**Written task:** Output the data exactly, with every line intact.

>> begin Data provided

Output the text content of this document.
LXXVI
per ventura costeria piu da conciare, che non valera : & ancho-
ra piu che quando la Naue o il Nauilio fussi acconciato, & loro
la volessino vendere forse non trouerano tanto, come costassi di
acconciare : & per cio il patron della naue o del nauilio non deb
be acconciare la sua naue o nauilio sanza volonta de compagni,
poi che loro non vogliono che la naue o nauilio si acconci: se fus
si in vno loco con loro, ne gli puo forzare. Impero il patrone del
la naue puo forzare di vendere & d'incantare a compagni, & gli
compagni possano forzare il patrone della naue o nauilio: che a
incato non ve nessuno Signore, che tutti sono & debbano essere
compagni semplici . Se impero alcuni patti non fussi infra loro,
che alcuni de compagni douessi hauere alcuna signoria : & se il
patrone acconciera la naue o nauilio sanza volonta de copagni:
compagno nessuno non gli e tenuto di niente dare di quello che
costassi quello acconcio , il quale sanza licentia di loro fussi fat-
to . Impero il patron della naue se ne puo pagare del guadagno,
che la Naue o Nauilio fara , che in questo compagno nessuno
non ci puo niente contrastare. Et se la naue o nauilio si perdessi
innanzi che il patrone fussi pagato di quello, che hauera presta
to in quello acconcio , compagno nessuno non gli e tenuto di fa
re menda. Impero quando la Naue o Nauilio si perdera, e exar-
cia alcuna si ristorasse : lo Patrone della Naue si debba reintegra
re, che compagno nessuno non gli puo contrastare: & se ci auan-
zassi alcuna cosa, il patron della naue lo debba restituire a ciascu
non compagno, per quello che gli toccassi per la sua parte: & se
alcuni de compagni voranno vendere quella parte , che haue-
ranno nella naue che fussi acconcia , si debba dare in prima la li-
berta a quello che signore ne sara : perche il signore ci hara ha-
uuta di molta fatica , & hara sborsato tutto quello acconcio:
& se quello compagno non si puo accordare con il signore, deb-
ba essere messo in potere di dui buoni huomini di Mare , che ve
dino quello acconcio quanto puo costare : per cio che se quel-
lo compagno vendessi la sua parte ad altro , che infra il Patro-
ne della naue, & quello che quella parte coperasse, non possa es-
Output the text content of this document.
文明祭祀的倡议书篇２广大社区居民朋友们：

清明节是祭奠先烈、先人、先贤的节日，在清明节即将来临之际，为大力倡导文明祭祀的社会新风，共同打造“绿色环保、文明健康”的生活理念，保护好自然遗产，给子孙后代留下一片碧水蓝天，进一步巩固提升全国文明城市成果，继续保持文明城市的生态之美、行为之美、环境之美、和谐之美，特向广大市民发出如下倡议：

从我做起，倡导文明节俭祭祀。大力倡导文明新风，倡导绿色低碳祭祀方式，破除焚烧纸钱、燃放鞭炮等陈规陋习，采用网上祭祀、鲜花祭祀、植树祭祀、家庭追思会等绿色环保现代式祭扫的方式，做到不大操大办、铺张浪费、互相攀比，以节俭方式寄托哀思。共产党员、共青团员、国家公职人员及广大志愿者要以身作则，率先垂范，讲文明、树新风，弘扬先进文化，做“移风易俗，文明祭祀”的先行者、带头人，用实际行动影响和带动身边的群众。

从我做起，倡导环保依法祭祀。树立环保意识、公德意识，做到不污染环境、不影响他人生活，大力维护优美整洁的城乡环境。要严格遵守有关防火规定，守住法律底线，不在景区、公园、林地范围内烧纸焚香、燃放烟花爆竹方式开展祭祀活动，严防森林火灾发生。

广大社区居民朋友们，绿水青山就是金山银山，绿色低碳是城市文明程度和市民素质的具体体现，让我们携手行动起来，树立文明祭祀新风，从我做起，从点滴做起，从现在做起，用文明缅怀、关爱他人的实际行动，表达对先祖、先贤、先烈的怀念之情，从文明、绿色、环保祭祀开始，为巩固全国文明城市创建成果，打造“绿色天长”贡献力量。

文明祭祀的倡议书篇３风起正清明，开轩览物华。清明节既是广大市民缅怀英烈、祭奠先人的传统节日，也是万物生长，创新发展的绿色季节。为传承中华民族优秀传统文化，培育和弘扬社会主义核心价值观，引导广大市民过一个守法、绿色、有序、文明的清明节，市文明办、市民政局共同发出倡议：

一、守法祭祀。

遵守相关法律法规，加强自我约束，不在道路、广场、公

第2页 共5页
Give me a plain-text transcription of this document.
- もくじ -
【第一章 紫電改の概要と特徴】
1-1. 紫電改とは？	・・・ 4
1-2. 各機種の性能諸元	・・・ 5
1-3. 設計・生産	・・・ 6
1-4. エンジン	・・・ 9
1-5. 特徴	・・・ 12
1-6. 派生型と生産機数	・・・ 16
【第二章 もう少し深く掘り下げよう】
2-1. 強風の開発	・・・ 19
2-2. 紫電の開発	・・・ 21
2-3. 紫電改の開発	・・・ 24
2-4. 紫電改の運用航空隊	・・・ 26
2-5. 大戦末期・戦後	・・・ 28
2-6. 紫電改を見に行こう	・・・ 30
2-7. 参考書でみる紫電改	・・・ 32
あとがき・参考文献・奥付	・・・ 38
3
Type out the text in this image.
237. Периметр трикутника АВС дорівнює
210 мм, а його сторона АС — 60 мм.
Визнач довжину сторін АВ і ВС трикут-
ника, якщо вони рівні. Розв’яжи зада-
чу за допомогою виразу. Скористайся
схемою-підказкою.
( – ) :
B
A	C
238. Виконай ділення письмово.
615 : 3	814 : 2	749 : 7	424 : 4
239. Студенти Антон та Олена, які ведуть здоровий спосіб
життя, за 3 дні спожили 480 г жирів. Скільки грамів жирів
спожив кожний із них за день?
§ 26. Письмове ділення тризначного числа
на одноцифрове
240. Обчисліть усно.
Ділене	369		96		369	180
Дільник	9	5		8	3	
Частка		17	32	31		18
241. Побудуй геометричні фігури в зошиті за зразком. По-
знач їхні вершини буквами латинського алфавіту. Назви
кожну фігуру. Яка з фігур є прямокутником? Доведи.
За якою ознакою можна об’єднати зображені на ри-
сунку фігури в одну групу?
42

>> end Data provided

**Task solution:**
Output the text content of this document.
LXXVI
per ventura costeria piu da conciare, che non valera : & ancho-
ra piu che quando la Naue o il Nauilio fussi acconciato, & loro
la volessino vendere forse non trouerano tanto, come costassi di
acconciare : & per cio il patron della naue o del nauilio non deb
be acconciare la sua naue o nauilio sanza volonta de compagni,
poi che loro non vogliono che la naue o nauilio si acconci: se fus
si in vno loco con loro, ne gli puo forzare. Impero il patrone del
la naue puo forzare di vendere & d'incantare a compagni, & gli
compagni possano forzare il patrone della naue o nauilio: che a
incato non ve nessuno Signore, che tutti sono & debbano essere
compagni semplici . Se impero alcuni patti non fussi infra loro,
che alcuni de compagni douessi hauere alcuna signoria : & se il
patrone acconciera la naue o nauilio sanza volonta de copagni:
compagno nessuno non gli e tenuto di niente dare di quello che
costassi quello acconcio , il quale sanza licentia di loro fussi fat-
to . Impero il patron della naue se ne puo pagare del guadagno,
che la Naue o Nauilio fara , che in questo compagno nessuno
non ci puo niente contrastare. Et se la naue o nauilio si perdessi
innanzi che il patrone fussi pagato di quello, che hauera presta
to in quello acconcio , compagno nessuno non gli e tenuto di fa
re menda. Impero quando la Naue o Nauilio si perdera, e exar-
cia alcuna si ristorasse : lo Patrone della Naue si debba reintegra
re, che compagno nessuno non gli puo contrastare: & se ci auan-
zassi alcuna cosa, il patron della naue lo debba restituire a ciascu
non compagno, per quello che gli toccassi per la sua parte: & se
alcuni de compagni voranno vendere quella parte , che haue-
ranno nella naue che fussi acconcia , si debba dare in prima la li-
berta a quello che signore ne sara : perche il signore ci hara ha-
uuta di molta fatica , & hara sborsato tutto quello acconcio:
& se quello compagno non si puo accordare con il signore, deb-
ba essere messo in potere di dui buoni huomini di Mare , che ve
dino quello acconcio quanto puo costare : per cio che se quel-
lo compagno vendessi la sua parte ad altro , che infra il Patro-
ne della naue, & quello che quella parte coperasse, non possa es-
Output the text content of this document.
文明祭祀的倡议书篇２广大社区居民朋友们：

清明节是祭奠先烈、先人、先贤的节日，在清明节即将来临之际，为大力倡导文明祭祀的社会新风，共同打造“绿色环保、文明健康”的生活理念，保护好自然遗产，给子孙后代留下一片碧水蓝天，进一步巩固提升全国文明城市成果，继续保持文明城市的生态之美、行为之美、环境之美、和谐之美，特向广大市民发出如下倡议：

从我做起，倡导文明节俭祭祀。大力倡导文明新风，倡导绿色低碳祭祀方式，破除焚烧纸钱、燃放鞭炮等陈规陋习，采用网上祭祀、鲜花祭祀、植树祭祀、家庭追思会等绿色环保现代式祭扫的方式，做到不大操大办、铺张浪费、互相攀比，以节俭方式寄托哀思。共产党员、共青团员、国家公职人员及广大志愿者要以身作则，率先垂范，讲文明、树新风，弘扬先进文化，做“移风易俗，文明祭祀”的先行者、带头人，用实际行动影响和带动身边的群众。

从我做起，倡导环保依法祭祀。树立环保意识、公德意识，做到不污染环境、不影响他人生活，大力维护优美整洁的城乡环境。要严格遵守有关防火规定，守住法律底线，不在景区、公园、林地范围内烧纸焚香、燃放烟花爆竹方式开展祭祀活动，严防森林火灾发生。

广大社区居民朋友们，绿水青山就是金山银山，绿色低碳是城市文明程度和市民素质的具体体现，让我们携手行动起来，树立文明祭祀新风，从我做起，从点滴做起，从现在做起，用文明缅怀、关爱他人的实际行动，表达对先祖、先贤、先烈的怀念之情，从文明、绿色、环保祭祀开始，为巩固全国文明城市创建成果，打造“绿色天长”贡献力量。

文明祭祀的倡议书篇３风起正清明，开轩览物华。清明节既是广大市民缅怀英烈、祭奠先人的传统节日，也是万物生长，创新发展的绿色季节。为传承中华民族优秀传统文化，培育和弘扬社会主义核心价值观，引导广大市民过一个守法、绿色、有序、文明的清明节，市文明办、市民政局共同发出倡议：

一、守法祭祀。

遵守相关法律法规，加强自我约束，不在道路、广场、公

第2页 共5页
Give me a plain-text transcription of this document.
- もくじ -
【第一章 紫電改の概要と特徴】
1-1. 紫電改とは？	・・・ 4
1-2. 各機種の性能諸元	・・・ 5
1-3. 設計・生産	・・・ 6
1-4. エンジン	・・・ 9
1-5. 特徴	・・・ 12
1-6. 派生型と生産機数	・・・ 16
【第二章 もう少し深く掘り下げよう】
2-1. 強風の開発	・・・ 19
2-2. 紫電の開発	・・・ 21
2-3. 紫電改の開発	・・・ 24
2-4. 紫電改の運用航空隊	・・・ 26
2-5. 大戦末期・戦後	・・・ 28
2-6. 紫電改を見に行こう	・・・ 30
2-7. 参考書でみる紫電改	・・・ 32
あとがき・参考文献・奥付	・・・ 38
3
Type out the text in this image.
237. Периметр трикутника АВС дорівнює
210 мм, а його сторона АС — 60 мм.
Визнач довжину сторін АВ і ВС трикут-
ника, якщо вони рівні. Розв’яжи зада-
чу за допомогою виразу. Скористайся
схемою-підказкою.
( – ) :
B
A	C
238. Виконай ділення письмово.
615 : 3	814 : 2	749 : 7	424 : 4
239. Студенти Антон та Олена, які ведуть здоровий спосіб
життя, за 3 дні спожили 480 г жирів. Скільки грамів жирів
спожив кожний із них за день?
§ 26. Письмове ділення тризначного числа
на одноцифрове
240. Обчисліть усно.
Ділене	369		96		369	180
Дільник	9	5		8	3	
Частка		17	32	31		18
241. Побудуй геометричні фігури в зошиті за зразком. По-
знач їхні вершини буквами латинського алфавіту. Назви
кожну фігуру. Яка з фігур є прямокутником? Доведи.
За якою ознакою можна об’єднати зображені на ри-
сунку фігури в одну групу?
42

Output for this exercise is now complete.